____ DATA SHOWN

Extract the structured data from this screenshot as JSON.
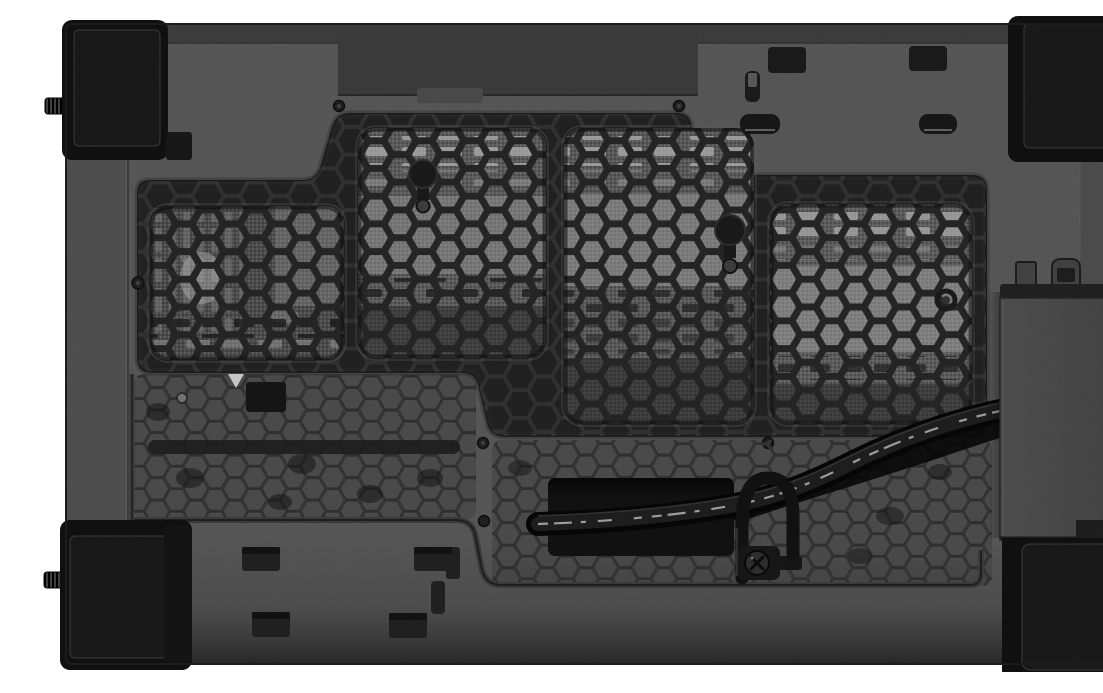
{
  "scene": {
    "type": "product-photograph",
    "alt": "Bottom exterior view of a black steel PC case lying flat on a white background. A large stepped recess holds a honeycomb dust filter with four fine-mesh windows through which the lighter interior is visible. Below it is a hexagon-perforated vent area with a rectangular cable cutout. A flat black ribbon cable with fine white printing runs from under a raised side bracket, is secured by a screwed metal cable clamp, and disappears into the cutout. Four black rubber corner feet and two knurled side thumbscrews are visible, along with small stamped slots and screw holes.",
    "background_color": "#ffffff"
  },
  "palette": {
    "background": "#ffffff",
    "body": "#525252",
    "top_wall": "#393939",
    "dark_vent_band": "#383838",
    "recess_frame": "#262626",
    "groove": "#414141",
    "hex_web": "#232323",
    "hex_small_line": "#2d2d2d",
    "mesh_base": "#575757",
    "interior_light": "#9a9a9a",
    "dash_light": "#a6a6a6",
    "dash_dark": "#141414",
    "foot": "#0f0f0f",
    "foot_pad": "#181818",
    "block": "#454545",
    "cable": "#050505",
    "cable_print": "#cfcfcf",
    "opening": "#101010"
  },
  "parts": {
    "case_bottom_panel": "textured black case bottom panel",
    "dust_filter": {
      "label": "honeycomb dust filter",
      "window_count": 4
    },
    "filter_windows": [
      "left mesh window",
      "center-left mesh window",
      "center mesh window",
      "right mesh window"
    ],
    "vent_area_left": "small hexagon perforated vent (lower left)",
    "vent_area_right": "small hexagon perforated vent (lower right)",
    "cable_opening": "rectangular cable pass-through cutout",
    "ribbon_cable": {
      "label": "flat black ribbon cable",
      "print": "illegible fine white print"
    },
    "cable_clamp": "metal cable clamp with Phillips screw",
    "side_bracket": "raised side bracket block with two retention tabs",
    "feet": [
      "top-left rubber foot",
      "top-right rubber foot",
      "bottom-left rubber foot",
      "bottom-right rubber foot"
    ],
    "thumbscrews": [
      "upper-left knurled thumbscrew",
      "lower-left knurled thumbscrew"
    ],
    "fasteners": "countersunk screws along the filter lip and vent area"
  }
}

________

The records above are to be restated exactly, without their pictures.

• _TASK OUTPUT_:
Extract the structured data from this screenshot as JSON.
{
  "scene": {
    "type": "product-photograph",
    "alt": "Bottom exterior view of a black steel PC case lying flat on a white background. A large stepped recess holds a honeycomb dust filter with four fine-mesh windows through which the lighter interior is visible. Below it is a hexagon-perforated vent area with a rectangular cable cutout. A flat black ribbon cable with fine white printing runs from under a raised side bracket, is secured by a screwed metal cable clamp, and disappears into the cutout. Four black rubber corner feet and two knurled side thumbscrews are visible, along with small stamped slots and screw holes.",
    "background_color": "#ffffff"
  },
  "palette": {
    "background": "#ffffff",
    "body": "#525252",
    "top_wall": "#393939",
    "dark_vent_band": "#383838",
    "recess_frame": "#262626",
    "groove": "#414141",
    "hex_web": "#232323",
    "hex_small_line": "#2d2d2d",
    "mesh_base": "#575757",
    "interior_light": "#9a9a9a",
    "dash_light": "#a6a6a6",
    "dash_dark": "#141414",
    "foot": "#0f0f0f",
    "foot_pad": "#181818",
    "block": "#454545",
    "cable": "#050505",
    "cable_print": "#cfcfcf",
    "opening": "#101010"
  },
  "parts": {
    "case_bottom_panel": "textured black case bottom panel",
    "dust_filter": {
      "label": "honeycomb dust filter",
      "window_count": 4
    },
    "filter_windows": [
      "left mesh window",
      "center-left mesh window",
      "center mesh window",
      "right mesh window"
    ],
    "vent_area_left": "small hexagon perforated vent (lower left)",
    "vent_area_right": "small hexagon perforated vent (lower right)",
    "cable_opening": "rectangular cable pass-through cutout",
    "ribbon_cable": {
      "label": "flat black ribbon cable",
      "print": "illegible fine white print"
    },
    "cable_clamp": "metal cable clamp with Phillips screw",
    "side_bracket": "raised side bracket block with two retention tabs",
    "feet": [
      "top-left rubber foot",
      "top-right rubber foot",
      "bottom-left rubber foot",
      "bottom-right rubber foot"
    ],
    "thumbscrews": [
      "upper-left knurled thumbscrew",
      "lower-left knurled thumbscrew"
    ],
    "fasteners": "countersunk screws along the filter lip and vent area"
  }
}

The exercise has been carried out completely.